■ **Exercise objective**:
Extract each line of the material that follows exactly and omit its pictures.

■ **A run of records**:
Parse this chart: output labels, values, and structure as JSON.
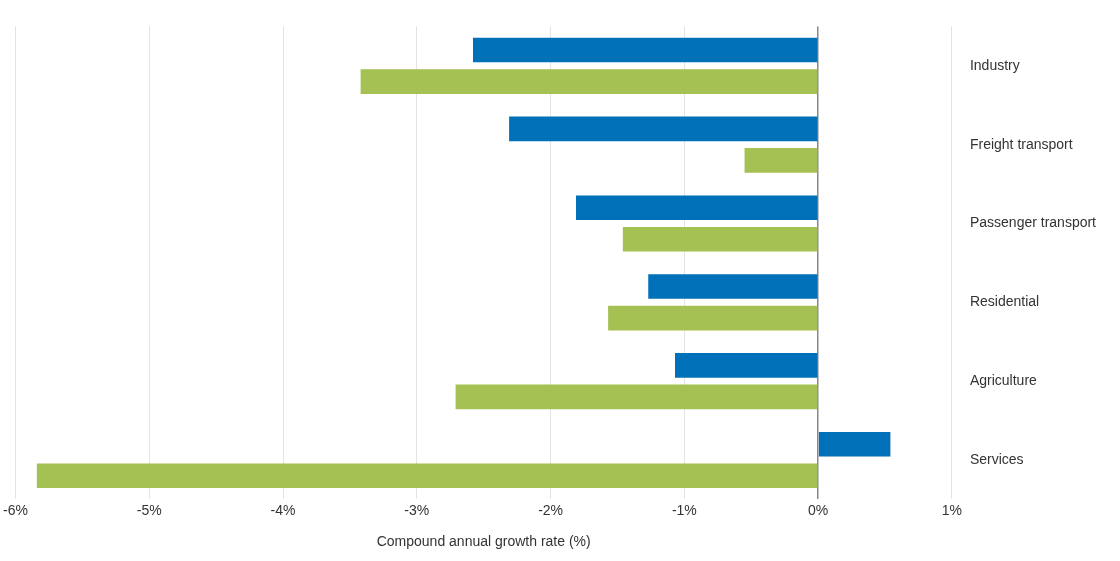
{
  "chart_data": {
    "type": "bar",
    "orientation": "horizontal",
    "xlabel": "Compound annual growth rate (%)",
    "categories": [
      "Industry",
      "Freight transport",
      "Passenger transport",
      "Residential",
      "Agriculture",
      "Services"
    ],
    "series": [
      {
        "color": "#0070b8",
        "values": [
          -2.58,
          -2.31,
          -1.81,
          -1.27,
          -1.07,
          0.54
        ]
      },
      {
        "color": "#a5c153",
        "values": [
          -3.42,
          -0.55,
          -1.46,
          -1.57,
          -2.71,
          -5.84
        ]
      }
    ],
    "xlim": [
      -6,
      1
    ],
    "xticks": [
      {
        "value": -6,
        "label": "-6%"
      },
      {
        "value": -5,
        "label": "-5%"
      },
      {
        "value": -4,
        "label": "-4%"
      },
      {
        "value": -3,
        "label": "-3%"
      },
      {
        "value": -2,
        "label": "-2%"
      },
      {
        "value": -1,
        "label": "-1%"
      },
      {
        "value": 0,
        "label": "0%"
      },
      {
        "value": 1,
        "label": "1%"
      }
    ],
    "grid": "x",
    "legend": false
  }
}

■ **Answer to this problem**:
Parse this chart: output labels, values, and structure as JSON.
{
  "chart_data": {
    "type": "bar",
    "orientation": "horizontal",
    "xlabel": "Compound annual growth rate (%)",
    "categories": [
      "Industry",
      "Freight transport",
      "Passenger transport",
      "Residential",
      "Agriculture",
      "Services"
    ],
    "series": [
      {
        "color": "#0070b8",
        "values": [
          -2.58,
          -2.31,
          -1.81,
          -1.27,
          -1.07,
          0.54
        ]
      },
      {
        "color": "#a5c153",
        "values": [
          -3.42,
          -0.55,
          -1.46,
          -1.57,
          -2.71,
          -5.84
        ]
      }
    ],
    "xlim": [
      -6,
      1
    ],
    "xticks": [
      {
        "value": -6,
        "label": "-6%"
      },
      {
        "value": -5,
        "label": "-5%"
      },
      {
        "value": -4,
        "label": "-4%"
      },
      {
        "value": -3,
        "label": "-3%"
      },
      {
        "value": -2,
        "label": "-2%"
      },
      {
        "value": -1,
        "label": "-1%"
      },
      {
        "value": 0,
        "label": "0%"
      },
      {
        "value": 1,
        "label": "1%"
      }
    ],
    "grid": "x",
    "legend": false
  }
}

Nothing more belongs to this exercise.